Prompt: Reproduce the entries word for word, and omit any picture you find in them.

Dataset records:
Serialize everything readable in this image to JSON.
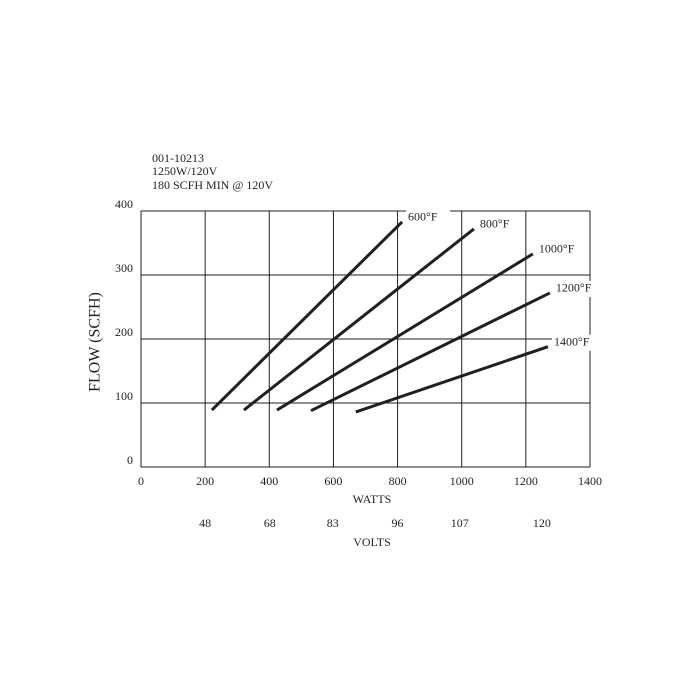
{
  "chart_data": {
    "type": "line",
    "annotations": [
      "001-10213",
      "1250W/120V",
      "180 SCFH MIN @ 120V"
    ],
    "xlabel": "WATTS",
    "ylabel": "FLOW (SCFH)",
    "x2label": "VOLTS",
    "xlim": [
      0,
      1400
    ],
    "xticks": [
      0,
      200,
      400,
      600,
      800,
      1000,
      1200,
      1400
    ],
    "ylim": [
      0,
      400
    ],
    "yticks": [
      0,
      100,
      200,
      300,
      400
    ],
    "x2lim": [
      0,
      127
    ],
    "x2scale": "square",
    "x2ticks": [
      48,
      68,
      83,
      96,
      107,
      120
    ],
    "grid": true,
    "series": [
      {
        "name": "600°F",
        "color": "#231f20",
        "x": [
          221,
          814
        ],
        "values": [
          89,
          383
        ]
      },
      {
        "name": "800°F",
        "color": "#231f20",
        "x": [
          321,
          1038
        ],
        "values": [
          89,
          372
        ]
      },
      {
        "name": "1000°F",
        "color": "#231f20",
        "x": [
          424,
          1222
        ],
        "values": [
          89,
          333
        ]
      },
      {
        "name": "1200°F",
        "color": "#231f20",
        "x": [
          530,
          1275
        ],
        "values": [
          88,
          272
        ]
      },
      {
        "name": "1400°F",
        "color": "#231f20",
        "x": [
          670,
          1269
        ],
        "values": [
          86,
          188
        ]
      }
    ]
  }
}
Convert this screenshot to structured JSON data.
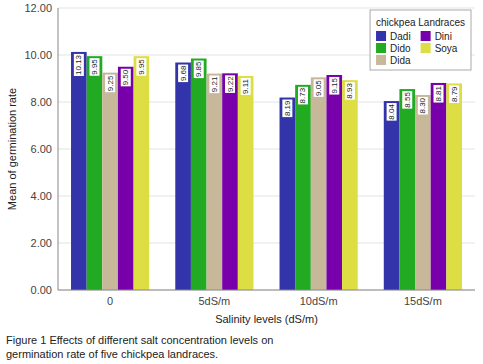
{
  "chart_data": {
    "type": "bar",
    "title": "chickpea Landraces",
    "xlabel": "Salinity levels (dS/m)",
    "ylabel": "Mean of germination rate",
    "annotations": [
      "Figure 1 Effects of different salt concentration levels on\ngermination rate of five chickpea landraces."
    ],
    "categories": [
      "0",
      "5dS/m",
      "10dS/m",
      "15dS/m"
    ],
    "series": [
      {
        "name": "Dadi",
        "color": "#3333aa",
        "values": [
          10.13,
          9.68,
          8.19,
          8.04
        ],
        "value_labels": [
          "10.13",
          "9.68",
          "8.19",
          "8.04"
        ]
      },
      {
        "name": "Dido",
        "color": "#22aa22",
        "values": [
          9.95,
          9.85,
          8.73,
          8.55
        ],
        "value_labels": [
          "9.95",
          "9.85",
          "8.73",
          "8.55"
        ]
      },
      {
        "name": "Dida",
        "color": "#c8b89a",
        "values": [
          9.25,
          9.21,
          9.05,
          8.3
        ],
        "value_labels": [
          "9.25",
          "9.21",
          "9.05",
          "8.30"
        ]
      },
      {
        "name": "Dini",
        "color": "#7700aa",
        "values": [
          9.5,
          9.22,
          9.15,
          8.81
        ],
        "value_labels": [
          "9.50",
          "9.22",
          "9.15",
          "8.81"
        ]
      },
      {
        "name": "Soya",
        "color": "#dddd44",
        "values": [
          9.95,
          9.11,
          8.93,
          8.79
        ],
        "value_labels": [
          "9.95",
          "9.11",
          "8.93",
          "8.79"
        ]
      }
    ],
    "ylim": [
      0,
      12
    ],
    "yticks": [
      {
        "value": 0,
        "label": "0.00"
      },
      {
        "value": 2,
        "label": "2.00"
      },
      {
        "value": 4,
        "label": "4.00"
      },
      {
        "value": 6,
        "label": "6.00"
      },
      {
        "value": 8,
        "label": "8.00"
      },
      {
        "value": 10,
        "label": "10.00"
      },
      {
        "value": 12,
        "label": "12.00"
      }
    ],
    "grid": true,
    "legend": "upper right",
    "data_labels": true
  }
}
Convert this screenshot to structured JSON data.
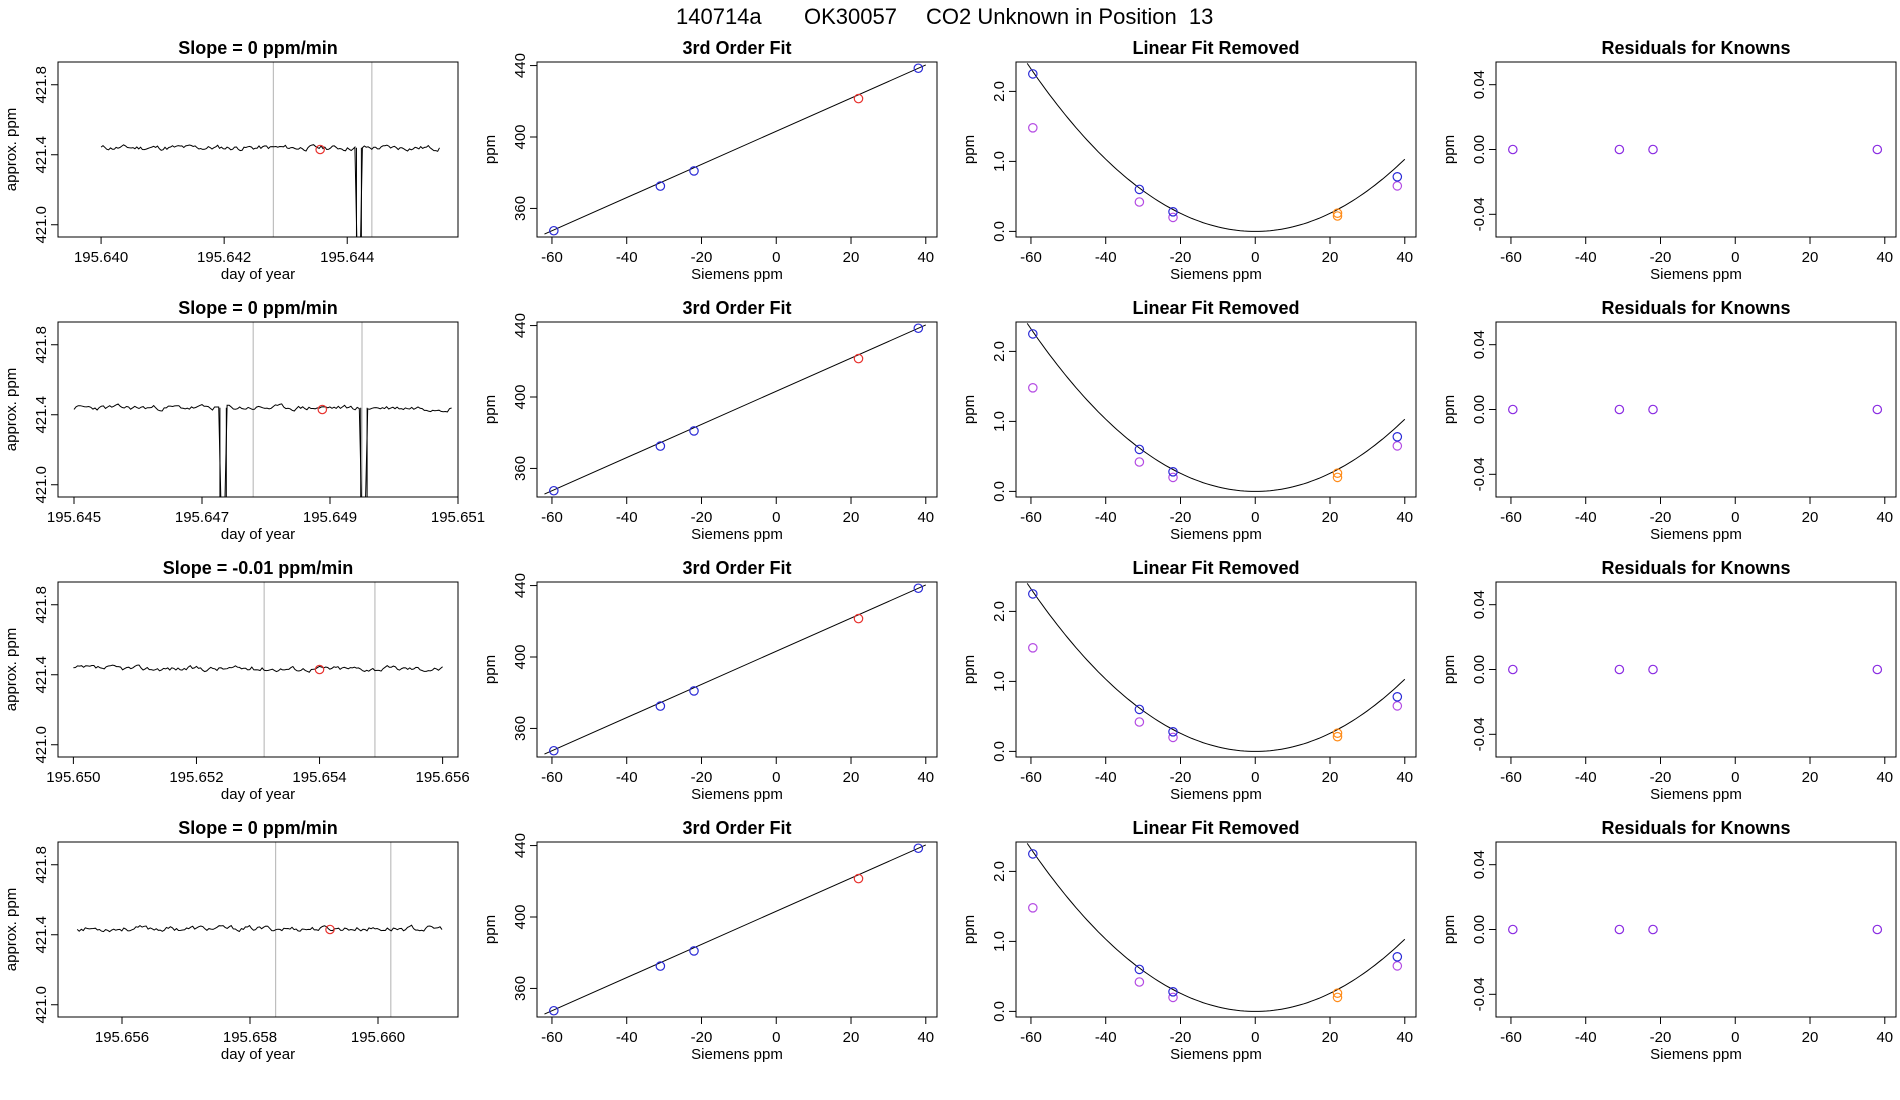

Output for this task:
Serialize everything readable in this image to JSON.
{
  "chart_data": {
    "type": "line",
    "annotations": [
      "001-10213",
      "1250W/120V",
      "180 SCFH MIN @ 120V"
    ],
    "xlabel": "WATTS",
    "ylabel": "FLOW (SCFH)",
    "x2label": "VOLTS",
    "xlim": [
      0,
      1400
    ],
    "xticks": [
      0,
      200,
      400,
      600,
      800,
      1000,
      1200,
      1400
    ],
    "ylim": [
      0,
      400
    ],
    "yticks": [
      0,
      100,
      200,
      300,
      400
    ],
    "x2lim": [
      0,
      127
    ],
    "x2scale": "square",
    "x2ticks": [
      48,
      68,
      83,
      96,
      107,
      120
    ],
    "grid": true,
    "series": [
      {
        "name": "600°F",
        "color": "#231f20",
        "x": [
          221,
          814
        ],
        "values": [
          89,
          383
        ]
      },
      {
        "name": "800°F",
        "color": "#231f20",
        "x": [
          321,
          1038
        ],
        "values": [
          89,
          372
        ]
      },
      {
        "name": "1000°F",
        "color": "#231f20",
        "x": [
          424,
          1222
        ],
        "values": [
          89,
          333
        ]
      },
      {
        "name": "1200°F",
        "color": "#231f20",
        "x": [
          530,
          1275
        ],
        "values": [
          88,
          272
        ]
      },
      {
        "name": "1400°F",
        "color": "#231f20",
        "x": [
          670,
          1269
        ],
        "values": [
          86,
          188
        ]
      }
    ]
  }
}
Convert this screenshot to structured JSON data.
{
  "chart_data": {
    "type": "bar",
    "title": "chickpea Landraces",
    "xlabel": "Salinity levels (dS/m)",
    "ylabel": "Mean of germination rate",
    "annotations": [
      "Figure 1 Effects of different salt concentration levels on\ngermination rate of five chickpea landraces."
    ],
    "categories": [
      "0",
      "5dS/m",
      "10dS/m",
      "15dS/m"
    ],
    "series": [
      {
        "name": "Dadi",
        "color": "#3333aa",
        "values": [
          10.13,
          9.68,
          8.19,
          8.04
        ],
        "value_labels": [
          "10.13",
          "9.68",
          "8.19",
          "8.04"
        ]
      },
      {
        "name": "Dido",
        "color": "#22aa22",
        "values": [
          9.95,
          9.85,
          8.73,
          8.55
        ],
        "value_labels": [
          "9.95",
          "9.85",
          "8.73",
          "8.55"
        ]
      },
      {
        "name": "Dida",
        "color": "#c8b89a",
        "values": [
          9.25,
          9.21,
          9.05,
          8.3
        ],
        "value_labels": [
          "9.25",
          "9.21",
          "9.05",
          "8.30"
        ]
      },
      {
        "name": "Dini",
        "color": "#7700aa",
        "values": [
          9.5,
          9.22,
          9.15,
          8.81
        ],
        "value_labels": [
          "9.50",
          "9.22",
          "9.15",
          "8.81"
        ]
      },
      {
        "name": "Soya",
        "color": "#dddd44",
        "values": [
          9.95,
          9.11,
          8.93,
          8.79
        ],
        "value_labels": [
          "9.95",
          "9.11",
          "8.93",
          "8.79"
        ]
      }
    ],
    "ylim": [
      0,
      12
    ],
    "yticks": [
      {
        "value": 0,
        "label": "0.00"
      },
      {
        "value": 2,
        "label": "2.00"
      },
      {
        "value": 4,
        "label": "4.00"
      },
      {
        "value": 6,
        "label": "6.00"
      },
      {
        "value": 8,
        "label": "8.00"
      },
      {
        "value": 10,
        "label": "10.00"
      },
      {
        "value": 12,
        "label": "12.00"
      }
    ],
    "grid": true,
    "legend": "upper right",
    "data_labels": true
  }
}
Convert this screenshot to structured JSON data.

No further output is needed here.